** START OF Provided data **

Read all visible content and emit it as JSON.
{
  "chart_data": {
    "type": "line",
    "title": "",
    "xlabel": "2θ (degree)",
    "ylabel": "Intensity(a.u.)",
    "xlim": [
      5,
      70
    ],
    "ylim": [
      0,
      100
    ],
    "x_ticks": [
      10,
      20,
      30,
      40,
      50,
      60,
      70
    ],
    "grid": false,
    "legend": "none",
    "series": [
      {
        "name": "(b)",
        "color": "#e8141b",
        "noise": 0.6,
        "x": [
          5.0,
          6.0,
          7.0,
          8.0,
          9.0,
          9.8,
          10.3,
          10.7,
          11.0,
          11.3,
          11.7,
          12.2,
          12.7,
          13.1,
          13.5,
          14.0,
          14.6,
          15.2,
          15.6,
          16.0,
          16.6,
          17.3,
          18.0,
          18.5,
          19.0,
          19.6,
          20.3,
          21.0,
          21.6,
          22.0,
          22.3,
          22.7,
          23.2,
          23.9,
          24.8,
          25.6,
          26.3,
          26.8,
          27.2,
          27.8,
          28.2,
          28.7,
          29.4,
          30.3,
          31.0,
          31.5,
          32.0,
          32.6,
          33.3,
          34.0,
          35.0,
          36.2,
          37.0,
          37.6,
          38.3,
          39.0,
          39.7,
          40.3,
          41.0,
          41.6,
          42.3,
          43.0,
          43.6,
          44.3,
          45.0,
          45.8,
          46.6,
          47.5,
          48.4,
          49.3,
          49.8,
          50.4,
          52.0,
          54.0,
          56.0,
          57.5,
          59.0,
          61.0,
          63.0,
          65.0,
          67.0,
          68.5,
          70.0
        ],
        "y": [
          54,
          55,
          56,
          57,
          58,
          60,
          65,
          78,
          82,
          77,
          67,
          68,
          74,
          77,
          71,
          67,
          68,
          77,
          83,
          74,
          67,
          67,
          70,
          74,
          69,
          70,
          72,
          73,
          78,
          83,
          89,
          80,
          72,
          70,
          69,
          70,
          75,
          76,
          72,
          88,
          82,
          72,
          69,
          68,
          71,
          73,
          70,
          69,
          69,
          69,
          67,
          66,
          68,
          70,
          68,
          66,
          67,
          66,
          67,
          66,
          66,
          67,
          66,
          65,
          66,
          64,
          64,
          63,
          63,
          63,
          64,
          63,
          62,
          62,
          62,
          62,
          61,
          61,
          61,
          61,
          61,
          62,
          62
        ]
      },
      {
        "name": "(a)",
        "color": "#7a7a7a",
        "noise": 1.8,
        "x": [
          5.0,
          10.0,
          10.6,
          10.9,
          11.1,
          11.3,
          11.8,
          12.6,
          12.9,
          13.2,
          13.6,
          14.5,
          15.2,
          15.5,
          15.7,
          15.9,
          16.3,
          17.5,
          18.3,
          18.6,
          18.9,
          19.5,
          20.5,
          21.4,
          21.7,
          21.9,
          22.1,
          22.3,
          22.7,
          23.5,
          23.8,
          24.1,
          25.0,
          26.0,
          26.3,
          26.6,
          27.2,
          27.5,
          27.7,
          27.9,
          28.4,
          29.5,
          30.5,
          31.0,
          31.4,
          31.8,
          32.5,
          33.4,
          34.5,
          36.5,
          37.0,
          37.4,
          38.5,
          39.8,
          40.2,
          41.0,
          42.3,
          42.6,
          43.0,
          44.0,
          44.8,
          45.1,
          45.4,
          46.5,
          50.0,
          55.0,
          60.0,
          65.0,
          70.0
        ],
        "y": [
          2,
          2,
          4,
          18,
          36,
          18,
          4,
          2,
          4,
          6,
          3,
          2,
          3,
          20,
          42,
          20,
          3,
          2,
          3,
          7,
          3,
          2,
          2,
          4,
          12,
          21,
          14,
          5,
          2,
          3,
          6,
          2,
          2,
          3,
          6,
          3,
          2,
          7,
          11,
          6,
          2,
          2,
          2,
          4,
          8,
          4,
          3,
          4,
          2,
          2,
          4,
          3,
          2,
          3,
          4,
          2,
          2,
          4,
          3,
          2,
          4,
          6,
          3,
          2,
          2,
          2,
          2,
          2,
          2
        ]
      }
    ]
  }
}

** END OF Provided data **

Requirement | Each record above must be given again exactly.

Task solution |
Read all visible content and emit it as JSON.
{
  "chart_data": {
    "type": "line",
    "title": "",
    "xlabel": "2θ (degree)",
    "ylabel": "Intensity(a.u.)",
    "xlim": [
      5,
      70
    ],
    "ylim": [
      0,
      100
    ],
    "x_ticks": [
      10,
      20,
      30,
      40,
      50,
      60,
      70
    ],
    "grid": false,
    "legend": "none",
    "series": [
      {
        "name": "(b)",
        "color": "#e8141b",
        "noise": 0.6,
        "x": [
          5.0,
          6.0,
          7.0,
          8.0,
          9.0,
          9.8,
          10.3,
          10.7,
          11.0,
          11.3,
          11.7,
          12.2,
          12.7,
          13.1,
          13.5,
          14.0,
          14.6,
          15.2,
          15.6,
          16.0,
          16.6,
          17.3,
          18.0,
          18.5,
          19.0,
          19.6,
          20.3,
          21.0,
          21.6,
          22.0,
          22.3,
          22.7,
          23.2,
          23.9,
          24.8,
          25.6,
          26.3,
          26.8,
          27.2,
          27.8,
          28.2,
          28.7,
          29.4,
          30.3,
          31.0,
          31.5,
          32.0,
          32.6,
          33.3,
          34.0,
          35.0,
          36.2,
          37.0,
          37.6,
          38.3,
          39.0,
          39.7,
          40.3,
          41.0,
          41.6,
          42.3,
          43.0,
          43.6,
          44.3,
          45.0,
          45.8,
          46.6,
          47.5,
          48.4,
          49.3,
          49.8,
          50.4,
          52.0,
          54.0,
          56.0,
          57.5,
          59.0,
          61.0,
          63.0,
          65.0,
          67.0,
          68.5,
          70.0
        ],
        "y": [
          54,
          55,
          56,
          57,
          58,
          60,
          65,
          78,
          82,
          77,
          67,
          68,
          74,
          77,
          71,
          67,
          68,
          77,
          83,
          74,
          67,
          67,
          70,
          74,
          69,
          70,
          72,
          73,
          78,
          83,
          89,
          80,
          72,
          70,
          69,
          70,
          75,
          76,
          72,
          88,
          82,
          72,
          69,
          68,
          71,
          73,
          70,
          69,
          69,
          69,
          67,
          66,
          68,
          70,
          68,
          66,
          67,
          66,
          67,
          66,
          66,
          67,
          66,
          65,
          66,
          64,
          64,
          63,
          63,
          63,
          64,
          63,
          62,
          62,
          62,
          62,
          61,
          61,
          61,
          61,
          61,
          62,
          62
        ]
      },
      {
        "name": "(a)",
        "color": "#7a7a7a",
        "noise": 1.8,
        "x": [
          5.0,
          10.0,
          10.6,
          10.9,
          11.1,
          11.3,
          11.8,
          12.6,
          12.9,
          13.2,
          13.6,
          14.5,
          15.2,
          15.5,
          15.7,
          15.9,
          16.3,
          17.5,
          18.3,
          18.6,
          18.9,
          19.5,
          20.5,
          21.4,
          21.7,
          21.9,
          22.1,
          22.3,
          22.7,
          23.5,
          23.8,
          24.1,
          25.0,
          26.0,
          26.3,
          26.6,
          27.2,
          27.5,
          27.7,
          27.9,
          28.4,
          29.5,
          30.5,
          31.0,
          31.4,
          31.8,
          32.5,
          33.4,
          34.5,
          36.5,
          37.0,
          37.4,
          38.5,
          39.8,
          40.2,
          41.0,
          42.3,
          42.6,
          43.0,
          44.0,
          44.8,
          45.1,
          45.4,
          46.5,
          50.0,
          55.0,
          60.0,
          65.0,
          70.0
        ],
        "y": [
          2,
          2,
          4,
          18,
          36,
          18,
          4,
          2,
          4,
          6,
          3,
          2,
          3,
          20,
          42,
          20,
          3,
          2,
          3,
          7,
          3,
          2,
          2,
          4,
          12,
          21,
          14,
          5,
          2,
          3,
          6,
          2,
          2,
          3,
          6,
          3,
          2,
          7,
          11,
          6,
          2,
          2,
          2,
          4,
          8,
          4,
          3,
          4,
          2,
          2,
          4,
          3,
          2,
          3,
          4,
          2,
          2,
          4,
          3,
          2,
          4,
          6,
          3,
          2,
          2,
          2,
          2,
          2,
          2
        ]
      }
    ]
  }
}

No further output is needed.